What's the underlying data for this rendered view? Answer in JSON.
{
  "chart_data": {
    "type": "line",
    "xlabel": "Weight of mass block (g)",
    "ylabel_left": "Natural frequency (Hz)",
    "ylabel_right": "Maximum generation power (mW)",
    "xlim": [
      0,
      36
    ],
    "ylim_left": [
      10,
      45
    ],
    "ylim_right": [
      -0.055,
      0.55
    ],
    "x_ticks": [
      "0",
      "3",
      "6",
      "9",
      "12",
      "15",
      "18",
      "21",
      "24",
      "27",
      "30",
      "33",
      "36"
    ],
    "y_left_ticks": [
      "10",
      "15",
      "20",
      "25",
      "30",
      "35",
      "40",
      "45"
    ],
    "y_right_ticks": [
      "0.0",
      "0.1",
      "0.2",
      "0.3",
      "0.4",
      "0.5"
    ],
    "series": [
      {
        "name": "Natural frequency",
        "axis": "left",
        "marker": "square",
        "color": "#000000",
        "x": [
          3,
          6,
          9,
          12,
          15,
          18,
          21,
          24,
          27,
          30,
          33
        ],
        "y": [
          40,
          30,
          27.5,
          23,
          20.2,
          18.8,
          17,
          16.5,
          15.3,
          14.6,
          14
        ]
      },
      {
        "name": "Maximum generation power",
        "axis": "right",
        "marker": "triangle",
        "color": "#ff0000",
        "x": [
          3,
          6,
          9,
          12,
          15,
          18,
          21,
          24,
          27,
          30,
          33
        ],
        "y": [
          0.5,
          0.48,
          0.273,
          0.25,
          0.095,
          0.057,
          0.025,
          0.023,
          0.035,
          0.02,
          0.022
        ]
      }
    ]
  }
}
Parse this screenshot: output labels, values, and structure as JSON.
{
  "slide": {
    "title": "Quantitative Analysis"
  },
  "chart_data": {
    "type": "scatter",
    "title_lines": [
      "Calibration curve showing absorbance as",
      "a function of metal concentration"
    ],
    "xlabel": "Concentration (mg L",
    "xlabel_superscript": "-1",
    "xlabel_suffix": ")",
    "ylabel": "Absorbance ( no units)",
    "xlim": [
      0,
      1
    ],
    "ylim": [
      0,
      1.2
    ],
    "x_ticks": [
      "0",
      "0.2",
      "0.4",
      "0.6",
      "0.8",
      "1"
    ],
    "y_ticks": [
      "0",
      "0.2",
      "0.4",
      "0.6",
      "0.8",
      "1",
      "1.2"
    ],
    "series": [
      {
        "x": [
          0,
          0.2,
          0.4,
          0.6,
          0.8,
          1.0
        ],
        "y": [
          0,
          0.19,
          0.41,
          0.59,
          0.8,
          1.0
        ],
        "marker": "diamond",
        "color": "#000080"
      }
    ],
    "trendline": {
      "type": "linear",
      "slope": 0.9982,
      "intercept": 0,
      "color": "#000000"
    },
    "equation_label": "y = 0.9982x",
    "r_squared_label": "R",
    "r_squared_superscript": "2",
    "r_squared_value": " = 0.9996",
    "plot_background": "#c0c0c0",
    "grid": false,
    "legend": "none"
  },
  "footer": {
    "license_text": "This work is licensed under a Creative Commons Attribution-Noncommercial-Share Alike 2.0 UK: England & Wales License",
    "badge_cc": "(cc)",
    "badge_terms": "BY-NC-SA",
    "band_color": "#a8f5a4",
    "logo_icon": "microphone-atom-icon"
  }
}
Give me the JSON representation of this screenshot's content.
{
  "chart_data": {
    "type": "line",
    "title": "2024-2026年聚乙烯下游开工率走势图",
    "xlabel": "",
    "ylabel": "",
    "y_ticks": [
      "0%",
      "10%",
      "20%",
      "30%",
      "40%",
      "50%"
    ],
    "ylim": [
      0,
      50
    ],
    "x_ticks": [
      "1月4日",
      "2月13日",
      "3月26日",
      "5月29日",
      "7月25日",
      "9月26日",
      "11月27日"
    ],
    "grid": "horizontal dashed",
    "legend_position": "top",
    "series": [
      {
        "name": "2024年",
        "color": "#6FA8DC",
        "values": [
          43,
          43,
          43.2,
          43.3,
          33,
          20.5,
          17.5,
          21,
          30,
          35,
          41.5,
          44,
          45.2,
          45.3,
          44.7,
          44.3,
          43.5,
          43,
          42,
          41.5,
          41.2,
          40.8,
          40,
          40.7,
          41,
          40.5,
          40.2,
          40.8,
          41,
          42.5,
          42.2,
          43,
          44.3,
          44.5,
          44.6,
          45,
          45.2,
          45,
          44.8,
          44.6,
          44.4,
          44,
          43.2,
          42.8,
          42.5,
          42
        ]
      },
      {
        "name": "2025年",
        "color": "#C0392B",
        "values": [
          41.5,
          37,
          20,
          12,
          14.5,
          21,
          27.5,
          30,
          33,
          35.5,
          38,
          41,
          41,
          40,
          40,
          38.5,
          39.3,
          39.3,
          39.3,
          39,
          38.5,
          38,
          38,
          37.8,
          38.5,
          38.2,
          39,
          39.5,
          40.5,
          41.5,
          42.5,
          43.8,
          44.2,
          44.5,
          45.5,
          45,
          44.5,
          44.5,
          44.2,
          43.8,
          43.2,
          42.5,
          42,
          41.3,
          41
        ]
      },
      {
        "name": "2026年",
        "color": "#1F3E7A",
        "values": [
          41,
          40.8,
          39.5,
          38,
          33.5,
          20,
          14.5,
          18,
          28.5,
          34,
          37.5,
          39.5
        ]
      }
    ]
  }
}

================

§ **TO DO**
Write down only the number of lines that contain the string "name" in the listing.

§ **RESPONSE TO THIS TASK**
5